Short problem:
Below is a listing; write it out exactly and drop any images from it.

Material to process:
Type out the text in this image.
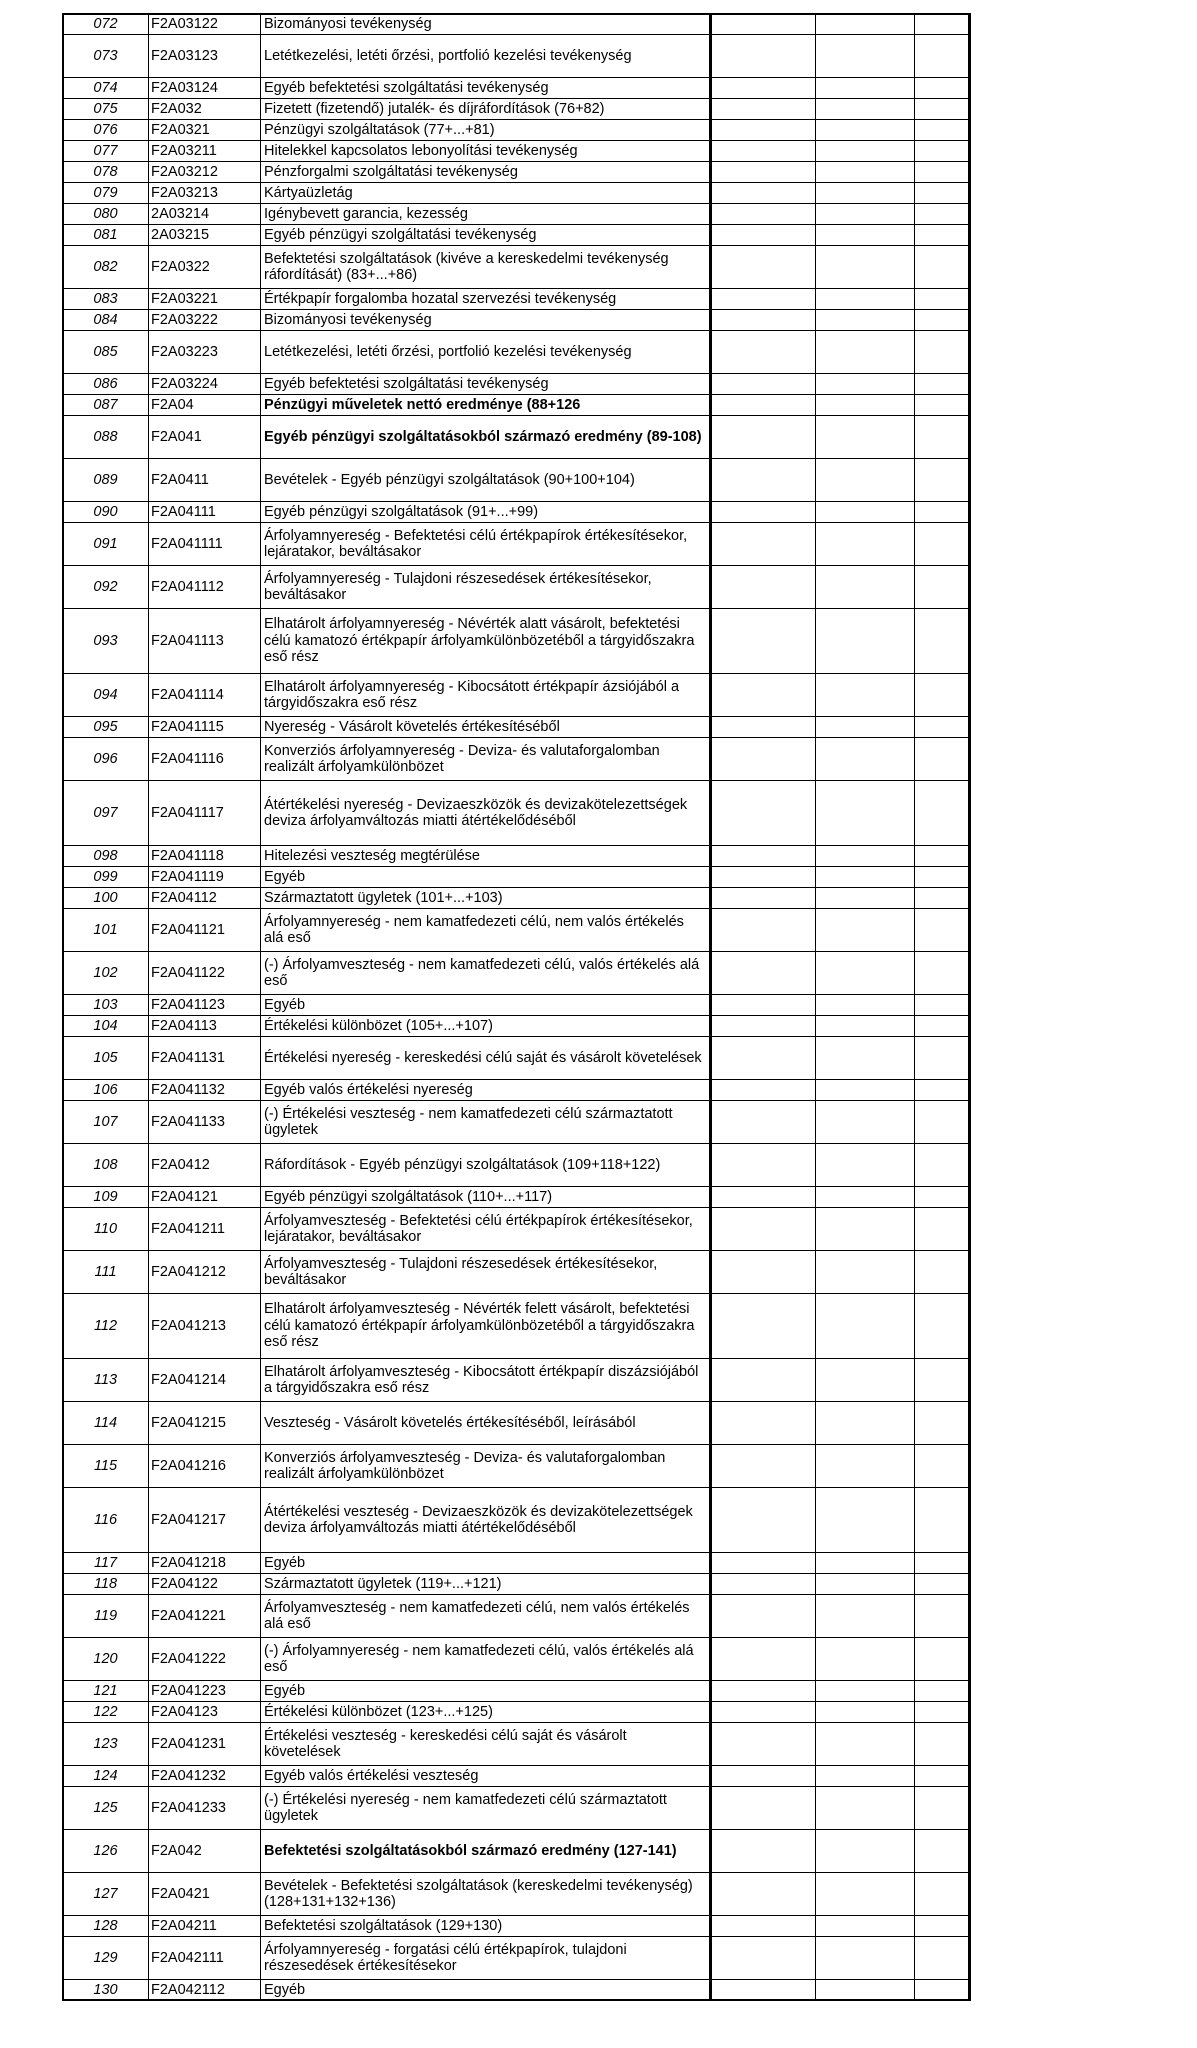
072	F2A03122	Bizományosi tevékenység			
073	F2A03123	Letétkezelési, letéti őrzési, portfolió kezelési tevékenység			
074	F2A03124	Egyéb befektetési szolgáltatási tevékenység			
075	F2A032	Fizetett (fizetendő) jutalék- és díjráfordítások (76+82)			
076	F2A0321	Pénzügyi szolgáltatások (77+...+81)			
077	F2A03211	Hitelekkel kapcsolatos lebonyolítási tevékenység			
078	F2A03212	Pénzforgalmi szolgáltatási tevékenység			
079	F2A03213	Kártyaüzletág			
080	2A03214	Igénybevett garancia, kezesség			
081	2A03215	Egyéb pénzügyi szolgáltatási tevékenység			
082	F2A0322	Befektetési szolgáltatások (kivéve a kereskedelmi tevékenység ráfordítását) (83+...+86)			
083	F2A03221	Értékpapír forgalomba hozatal szervezési tevékenység			
084	F2A03222	Bizományosi tevékenység			
085	F2A03223	Letétkezelési, letéti őrzési, portfolió kezelési tevékenység			
086	F2A03224	Egyéb befektetési szolgáltatási tevékenység			
087	F2A04	Pénzügyi műveletek nettó eredménye (88+126			
088	F2A041	Egyéb pénzügyi szolgáltatásokból származó eredmény (89-108)			
089	F2A0411	Bevételek - Egyéb pénzügyi szolgáltatások (90+100+104)			
090	F2A04111	Egyéb pénzügyi szolgáltatások (91+...+99)			
091	F2A041111	Árfolyamnyereség - Befektetési célú értékpapírok értékesítésekor, lejáratakor, beváltásakor			
092	F2A041112	Árfolyamnyereség - Tulajdoni részesedések értékesítésekor, beváltásakor			
093	F2A041113	Elhatárolt árfolyamnyereség - Névérték alatt vásárolt, befektetési célú kamatozó értékpapír árfolyamkülönbözetéből a tárgyidőszakra eső rész			
094	F2A041114	Elhatárolt árfolyamnyereség - Kibocsátott értékpapír ázsiójából a tárgyidőszakra eső rész			
095	F2A041115	Nyereség - Vásárolt követelés értékesítéséből			
096	F2A041116	Konverziós árfolyamnyereség - Deviza- és valutaforgalomban realizált árfolyamkülönbözet			
097	F2A041117	Átértékelési nyereség - Devizaeszközök és devizakötelezettségek deviza árfolyamváltozás miatti átértékelődéséből			
098	F2A041118	Hitelezési veszteség megtérülése			
099	F2A041119	Egyéb			
100	F2A04112	Származtatott ügyletek (101+...+103)			
101	F2A041121	Árfolyamnyereség - nem kamatfedezeti célú, nem valós értékelés alá eső			
102	F2A041122	(-) Árfolyamveszteség - nem kamatfedezeti célú, valós értékelés alá eső			
103	F2A041123	Egyéb			
104	F2A04113	Értékelési különbözet (105+...+107)			
105	F2A041131	Értékelési nyereség - kereskedési célú saját és vásárolt követelések			
106	F2A041132	Egyéb valós értékelési nyereség			
107	F2A041133	(-) Értékelési veszteség - nem kamatfedezeti célú származtatott ügyletek			
108	F2A0412	Ráfordítások - Egyéb pénzügyi szolgáltatások (109+118+122)			
109	F2A04121	Egyéb pénzügyi szolgáltatások (110+...+117)			
110	F2A041211	Árfolyamveszteség - Befektetési célú értékpapírok értékesítésekor, lejáratakor, beváltásakor			
111	F2A041212	Árfolyamveszteség - Tulajdoni részesedések értékesítésekor, beváltásakor			
112	F2A041213	Elhatárolt árfolyamveszteség - Névérték felett vásárolt, befektetési célú kamatozó értékpapír árfolyamkülönbözetéből a tárgyidőszakra eső rész			
113	F2A041214	Elhatárolt árfolyamveszteség - Kibocsátott értékpapír diszázsiójából a tárgyidőszakra eső rész			
114	F2A041215	Veszteség - Vásárolt követelés értékesítéséből, leírásából			
115	F2A041216	Konverziós árfolyamveszteség - Deviza- és valutaforgalomban realizált árfolyamkülönbözet			
116	F2A041217	Átértékelési veszteség - Devizaeszközök és devizakötelezettségek deviza árfolyamváltozás miatti átértékelődéséből			
117	F2A041218	Egyéb			
118	F2A04122	Származtatott ügyletek (119+...+121)			
119	F2A041221	Árfolyamveszteség - nem kamatfedezeti célú, nem valós értékelés alá eső			
120	F2A041222	(-) Árfolyamnyereség - nem kamatfedezeti célú, valós értékelés alá eső			
121	F2A041223	Egyéb			
122	F2A04123	Értékelési különbözet (123+...+125)			
123	F2A041231	Értékelési veszteség - kereskedési célú saját és vásárolt követelések			
124	F2A041232	Egyéb valós értékelési veszteség			
125	F2A041233	(-) Értékelési nyereség - nem kamatfedezeti célú származtatott ügyletek			
126	F2A042	Befektetési szolgáltatásokból származó eredmény (127-141)			
127	F2A0421	Bevételek - Befektetési szolgáltatások (kereskedelmi tevékenység) (128+131+132+136)			
128	F2A04211	Befektetési szolgáltatások (129+130)			
129	F2A042111	Árfolyamnyereség - forgatási célú értékpapírok, tulajdoni részesedések értékesítésekor			
130	F2A042112	Egyéb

Correct result:
Type out the text in this image.
072	F2A03122	Bizományosi tevékenység			
073	F2A03123	Letétkezelési, letéti őrzési, portfolió kezelési tevékenység			
074	F2A03124	Egyéb befektetési szolgáltatási tevékenység			
075	F2A032	Fizetett (fizetendő) jutalék- és díjráfordítások (76+82)			
076	F2A0321	Pénzügyi szolgáltatások (77+...+81)			
077	F2A03211	Hitelekkel kapcsolatos lebonyolítási tevékenység			
078	F2A03212	Pénzforgalmi szolgáltatási tevékenység			
079	F2A03213	Kártyaüzletág			
080	2A03214	Igénybevett garancia, kezesség			
081	2A03215	Egyéb pénzügyi szolgáltatási tevékenység			
082	F2A0322	Befektetési szolgáltatások (kivéve a kereskedelmi tevékenység ráfordítását) (83+...+86)			
083	F2A03221	Értékpapír forgalomba hozatal szervezési tevékenység			
084	F2A03222	Bizományosi tevékenység			
085	F2A03223	Letétkezelési, letéti őrzési, portfolió kezelési tevékenység			
086	F2A03224	Egyéb befektetési szolgáltatási tevékenység			
087	F2A04	Pénzügyi műveletek nettó eredménye (88+126			
088	F2A041	Egyéb pénzügyi szolgáltatásokból származó eredmény (89-108)			
089	F2A0411	Bevételek - Egyéb pénzügyi szolgáltatások (90+100+104)			
090	F2A04111	Egyéb pénzügyi szolgáltatások (91+...+99)			
091	F2A041111	Árfolyamnyereség - Befektetési célú értékpapírok értékesítésekor, lejáratakor, beváltásakor			
092	F2A041112	Árfolyamnyereség - Tulajdoni részesedések értékesítésekor, beváltásakor			
093	F2A041113	Elhatárolt árfolyamnyereség - Névérték alatt vásárolt, befektetési célú kamatozó értékpapír árfolyamkülönbözetéből a tárgyidőszakra eső rész			
094	F2A041114	Elhatárolt árfolyamnyereség - Kibocsátott értékpapír ázsiójából a tárgyidőszakra eső rész			
095	F2A041115	Nyereség - Vásárolt követelés értékesítéséből			
096	F2A041116	Konverziós árfolyamnyereség - Deviza- és valutaforgalomban realizált árfolyamkülönbözet			
097	F2A041117	Átértékelési nyereség - Devizaeszközök és devizakötelezettségek deviza árfolyamváltozás miatti átértékelődéséből			
098	F2A041118	Hitelezési veszteség megtérülése			
099	F2A041119	Egyéb			
100	F2A04112	Származtatott ügyletek (101+...+103)			
101	F2A041121	Árfolyamnyereség - nem kamatfedezeti célú, nem valós értékelés alá eső			
102	F2A041122	(-) Árfolyamveszteség - nem kamatfedezeti célú, valós értékelés alá eső			
103	F2A041123	Egyéb			
104	F2A04113	Értékelési különbözet (105+...+107)			
105	F2A041131	Értékelési nyereség - kereskedési célú saját és vásárolt követelések			
106	F2A041132	Egyéb valós értékelési nyereség			
107	F2A041133	(-) Értékelési veszteség - nem kamatfedezeti célú származtatott ügyletek			
108	F2A0412	Ráfordítások - Egyéb pénzügyi szolgáltatások (109+118+122)			
109	F2A04121	Egyéb pénzügyi szolgáltatások (110+...+117)			
110	F2A041211	Árfolyamveszteség - Befektetési célú értékpapírok értékesítésekor, lejáratakor, beváltásakor			
111	F2A041212	Árfolyamveszteség - Tulajdoni részesedések értékesítésekor, beváltásakor			
112	F2A041213	Elhatárolt árfolyamveszteség - Névérték felett vásárolt, befektetési célú kamatozó értékpapír árfolyamkülönbözetéből a tárgyidőszakra eső rész			
113	F2A041214	Elhatárolt árfolyamveszteség - Kibocsátott értékpapír diszázsiójából a tárgyidőszakra eső rész			
114	F2A041215	Veszteség - Vásárolt követelés értékesítéséből, leírásából			
115	F2A041216	Konverziós árfolyamveszteség - Deviza- és valutaforgalomban realizált árfolyamkülönbözet			
116	F2A041217	Átértékelési veszteség - Devizaeszközök és devizakötelezettségek deviza árfolyamváltozás miatti átértékelődéséből			
117	F2A041218	Egyéb			
118	F2A04122	Származtatott ügyletek (119+...+121)			
119	F2A041221	Árfolyamveszteség - nem kamatfedezeti célú, nem valós értékelés alá eső			
120	F2A041222	(-) Árfolyamnyereség - nem kamatfedezeti célú, valós értékelés alá eső			
121	F2A041223	Egyéb			
122	F2A04123	Értékelési különbözet (123+...+125)			
123	F2A041231	Értékelési veszteség - kereskedési célú saját és vásárolt követelések			
124	F2A041232	Egyéb valós értékelési veszteség			
125	F2A041233	(-) Értékelési nyereség - nem kamatfedezeti célú származtatott ügyletek			
126	F2A042	Befektetési szolgáltatásokból származó eredmény (127-141)			
127	F2A0421	Bevételek - Befektetési szolgáltatások (kereskedelmi tevékenység) (128+131+132+136)			
128	F2A04211	Befektetési szolgáltatások (129+130)			
129	F2A042111	Árfolyamnyereség - forgatási célú értékpapírok, tulajdoni részesedések értékesítésekor			
130	F2A042112	Egyéb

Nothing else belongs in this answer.